__What the task asks__: Provide the count of lines that hold "icon" and no other output.

#### Input rows

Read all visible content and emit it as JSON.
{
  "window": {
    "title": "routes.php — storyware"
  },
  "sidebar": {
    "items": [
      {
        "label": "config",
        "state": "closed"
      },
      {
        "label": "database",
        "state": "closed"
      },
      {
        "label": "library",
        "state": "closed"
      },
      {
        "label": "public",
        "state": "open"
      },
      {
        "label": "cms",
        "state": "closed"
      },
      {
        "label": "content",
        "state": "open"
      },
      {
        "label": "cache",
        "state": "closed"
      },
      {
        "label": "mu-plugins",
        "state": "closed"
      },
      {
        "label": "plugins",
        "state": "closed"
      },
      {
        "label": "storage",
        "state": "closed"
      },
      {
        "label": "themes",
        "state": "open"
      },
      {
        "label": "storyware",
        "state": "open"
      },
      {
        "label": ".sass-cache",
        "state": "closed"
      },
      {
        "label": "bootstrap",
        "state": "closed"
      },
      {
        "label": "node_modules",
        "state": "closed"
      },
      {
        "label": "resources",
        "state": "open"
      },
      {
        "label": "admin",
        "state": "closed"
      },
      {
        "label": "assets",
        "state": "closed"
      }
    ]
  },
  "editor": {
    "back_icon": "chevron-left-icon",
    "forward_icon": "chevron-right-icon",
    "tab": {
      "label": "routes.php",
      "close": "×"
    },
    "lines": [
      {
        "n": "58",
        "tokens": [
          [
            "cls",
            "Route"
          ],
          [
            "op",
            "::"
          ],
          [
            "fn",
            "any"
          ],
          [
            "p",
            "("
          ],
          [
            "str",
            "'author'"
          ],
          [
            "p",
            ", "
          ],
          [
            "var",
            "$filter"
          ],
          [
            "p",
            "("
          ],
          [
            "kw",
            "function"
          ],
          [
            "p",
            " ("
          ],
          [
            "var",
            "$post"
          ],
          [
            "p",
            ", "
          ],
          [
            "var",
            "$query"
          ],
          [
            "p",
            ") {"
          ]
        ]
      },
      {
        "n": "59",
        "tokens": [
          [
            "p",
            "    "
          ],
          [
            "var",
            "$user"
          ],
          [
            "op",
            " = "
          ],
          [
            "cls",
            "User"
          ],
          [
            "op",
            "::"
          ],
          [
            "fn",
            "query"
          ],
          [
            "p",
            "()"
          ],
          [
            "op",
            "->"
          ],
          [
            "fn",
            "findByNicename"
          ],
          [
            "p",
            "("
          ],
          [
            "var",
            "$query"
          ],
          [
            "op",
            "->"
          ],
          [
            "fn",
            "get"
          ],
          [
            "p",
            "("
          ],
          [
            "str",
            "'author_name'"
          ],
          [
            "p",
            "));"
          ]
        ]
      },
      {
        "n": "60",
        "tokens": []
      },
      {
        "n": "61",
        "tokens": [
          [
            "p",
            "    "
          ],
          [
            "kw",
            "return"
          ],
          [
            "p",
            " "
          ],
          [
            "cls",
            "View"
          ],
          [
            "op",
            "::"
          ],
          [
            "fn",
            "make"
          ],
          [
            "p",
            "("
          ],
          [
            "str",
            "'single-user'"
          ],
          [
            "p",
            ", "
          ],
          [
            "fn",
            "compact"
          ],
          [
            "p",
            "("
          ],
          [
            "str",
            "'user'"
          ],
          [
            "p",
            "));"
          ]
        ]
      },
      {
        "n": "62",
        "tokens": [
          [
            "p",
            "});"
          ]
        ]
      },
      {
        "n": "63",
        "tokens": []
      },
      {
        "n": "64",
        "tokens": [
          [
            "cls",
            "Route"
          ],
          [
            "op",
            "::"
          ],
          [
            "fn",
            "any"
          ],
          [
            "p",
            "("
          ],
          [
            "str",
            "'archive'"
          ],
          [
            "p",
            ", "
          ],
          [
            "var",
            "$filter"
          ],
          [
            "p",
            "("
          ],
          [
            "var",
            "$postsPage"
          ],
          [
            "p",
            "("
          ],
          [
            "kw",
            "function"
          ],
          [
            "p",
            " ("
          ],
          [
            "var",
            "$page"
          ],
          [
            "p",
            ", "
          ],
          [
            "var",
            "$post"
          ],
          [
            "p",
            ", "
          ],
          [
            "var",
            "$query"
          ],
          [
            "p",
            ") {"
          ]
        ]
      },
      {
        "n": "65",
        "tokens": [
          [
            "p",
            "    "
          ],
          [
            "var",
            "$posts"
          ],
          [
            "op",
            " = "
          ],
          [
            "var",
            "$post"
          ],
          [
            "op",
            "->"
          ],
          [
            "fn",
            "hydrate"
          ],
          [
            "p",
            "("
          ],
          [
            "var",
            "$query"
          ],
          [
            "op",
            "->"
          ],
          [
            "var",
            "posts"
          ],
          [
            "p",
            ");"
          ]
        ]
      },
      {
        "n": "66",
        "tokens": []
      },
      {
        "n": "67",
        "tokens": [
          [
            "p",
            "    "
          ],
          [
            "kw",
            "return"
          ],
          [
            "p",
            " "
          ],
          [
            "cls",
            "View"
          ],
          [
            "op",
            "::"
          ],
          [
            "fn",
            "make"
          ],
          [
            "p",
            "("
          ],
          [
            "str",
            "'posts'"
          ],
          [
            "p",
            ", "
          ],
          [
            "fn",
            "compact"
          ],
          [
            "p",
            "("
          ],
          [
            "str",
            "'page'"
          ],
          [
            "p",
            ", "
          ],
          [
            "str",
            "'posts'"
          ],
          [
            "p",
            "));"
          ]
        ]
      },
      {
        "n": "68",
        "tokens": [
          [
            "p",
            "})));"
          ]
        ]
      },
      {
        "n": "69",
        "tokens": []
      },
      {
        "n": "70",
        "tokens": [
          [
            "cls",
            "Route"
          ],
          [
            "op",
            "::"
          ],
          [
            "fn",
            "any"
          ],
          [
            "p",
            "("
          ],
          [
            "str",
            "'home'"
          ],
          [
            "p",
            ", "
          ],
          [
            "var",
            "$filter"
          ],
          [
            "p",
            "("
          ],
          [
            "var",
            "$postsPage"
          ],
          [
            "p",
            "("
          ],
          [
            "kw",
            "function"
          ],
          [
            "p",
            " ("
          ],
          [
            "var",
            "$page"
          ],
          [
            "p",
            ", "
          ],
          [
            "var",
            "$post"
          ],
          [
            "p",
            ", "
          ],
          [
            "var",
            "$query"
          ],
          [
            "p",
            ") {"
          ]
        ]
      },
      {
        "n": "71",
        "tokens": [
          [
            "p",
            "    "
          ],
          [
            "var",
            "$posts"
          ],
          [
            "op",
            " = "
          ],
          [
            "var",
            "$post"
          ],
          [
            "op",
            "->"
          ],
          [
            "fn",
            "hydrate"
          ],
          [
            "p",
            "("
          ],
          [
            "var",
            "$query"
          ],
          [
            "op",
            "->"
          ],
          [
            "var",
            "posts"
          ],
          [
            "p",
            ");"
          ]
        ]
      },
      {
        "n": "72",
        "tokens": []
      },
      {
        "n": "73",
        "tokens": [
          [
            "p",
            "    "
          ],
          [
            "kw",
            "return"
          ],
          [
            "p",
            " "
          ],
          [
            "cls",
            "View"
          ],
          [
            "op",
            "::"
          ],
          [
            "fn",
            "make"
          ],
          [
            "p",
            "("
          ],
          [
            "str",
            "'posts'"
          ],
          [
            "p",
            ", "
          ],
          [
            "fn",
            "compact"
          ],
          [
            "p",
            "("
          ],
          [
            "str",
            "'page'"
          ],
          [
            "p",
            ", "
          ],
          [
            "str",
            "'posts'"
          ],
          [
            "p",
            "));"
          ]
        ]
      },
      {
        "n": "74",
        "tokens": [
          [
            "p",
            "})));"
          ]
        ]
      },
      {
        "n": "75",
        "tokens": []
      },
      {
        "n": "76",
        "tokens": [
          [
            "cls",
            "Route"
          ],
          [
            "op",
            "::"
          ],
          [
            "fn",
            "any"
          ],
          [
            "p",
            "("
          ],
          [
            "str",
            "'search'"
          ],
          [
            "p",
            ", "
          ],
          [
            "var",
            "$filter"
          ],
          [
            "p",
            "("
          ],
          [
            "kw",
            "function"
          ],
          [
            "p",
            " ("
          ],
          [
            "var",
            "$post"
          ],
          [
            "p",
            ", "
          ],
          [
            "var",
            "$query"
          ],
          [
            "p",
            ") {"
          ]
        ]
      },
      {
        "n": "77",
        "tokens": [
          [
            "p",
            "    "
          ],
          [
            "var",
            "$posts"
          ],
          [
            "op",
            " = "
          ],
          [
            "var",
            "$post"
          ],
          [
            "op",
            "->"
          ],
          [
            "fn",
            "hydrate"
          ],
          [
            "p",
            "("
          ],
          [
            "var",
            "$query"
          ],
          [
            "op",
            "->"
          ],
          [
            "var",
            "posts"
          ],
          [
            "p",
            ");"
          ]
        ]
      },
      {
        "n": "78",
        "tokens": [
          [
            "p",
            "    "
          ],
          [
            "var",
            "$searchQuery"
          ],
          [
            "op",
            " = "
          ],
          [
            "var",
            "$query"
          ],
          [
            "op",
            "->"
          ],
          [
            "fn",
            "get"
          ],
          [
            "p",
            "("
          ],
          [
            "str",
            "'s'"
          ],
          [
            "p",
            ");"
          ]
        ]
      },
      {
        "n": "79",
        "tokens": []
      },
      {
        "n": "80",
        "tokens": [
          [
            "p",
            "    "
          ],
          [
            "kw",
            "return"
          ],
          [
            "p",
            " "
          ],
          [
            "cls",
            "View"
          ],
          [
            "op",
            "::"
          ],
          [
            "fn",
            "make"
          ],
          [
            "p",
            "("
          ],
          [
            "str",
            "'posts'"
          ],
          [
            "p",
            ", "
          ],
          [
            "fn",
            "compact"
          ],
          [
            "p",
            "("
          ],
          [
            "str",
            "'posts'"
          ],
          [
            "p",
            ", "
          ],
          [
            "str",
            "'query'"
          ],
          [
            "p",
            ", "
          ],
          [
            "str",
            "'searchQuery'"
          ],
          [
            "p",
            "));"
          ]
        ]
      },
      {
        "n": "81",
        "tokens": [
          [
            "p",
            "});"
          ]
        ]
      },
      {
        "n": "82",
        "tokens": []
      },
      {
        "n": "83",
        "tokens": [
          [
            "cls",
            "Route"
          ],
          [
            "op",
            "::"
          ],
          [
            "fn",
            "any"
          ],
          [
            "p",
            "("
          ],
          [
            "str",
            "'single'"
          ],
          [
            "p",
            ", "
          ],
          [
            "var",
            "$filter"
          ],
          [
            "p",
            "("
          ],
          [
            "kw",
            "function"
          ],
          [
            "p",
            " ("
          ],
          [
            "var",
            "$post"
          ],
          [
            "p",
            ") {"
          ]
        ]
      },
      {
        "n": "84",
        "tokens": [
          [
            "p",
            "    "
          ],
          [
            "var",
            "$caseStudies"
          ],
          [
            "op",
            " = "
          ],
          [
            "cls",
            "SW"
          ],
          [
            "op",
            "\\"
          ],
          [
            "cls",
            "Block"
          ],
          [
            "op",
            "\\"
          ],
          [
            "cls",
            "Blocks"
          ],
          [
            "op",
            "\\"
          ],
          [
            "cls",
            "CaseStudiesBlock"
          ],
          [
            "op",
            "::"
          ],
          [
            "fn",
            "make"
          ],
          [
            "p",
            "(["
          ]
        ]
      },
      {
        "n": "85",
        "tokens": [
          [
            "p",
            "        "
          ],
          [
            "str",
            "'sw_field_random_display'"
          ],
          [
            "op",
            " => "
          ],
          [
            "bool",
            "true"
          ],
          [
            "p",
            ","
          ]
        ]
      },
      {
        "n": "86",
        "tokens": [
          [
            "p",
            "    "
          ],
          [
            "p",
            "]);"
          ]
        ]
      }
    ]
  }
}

########

__Solution to this task__: 2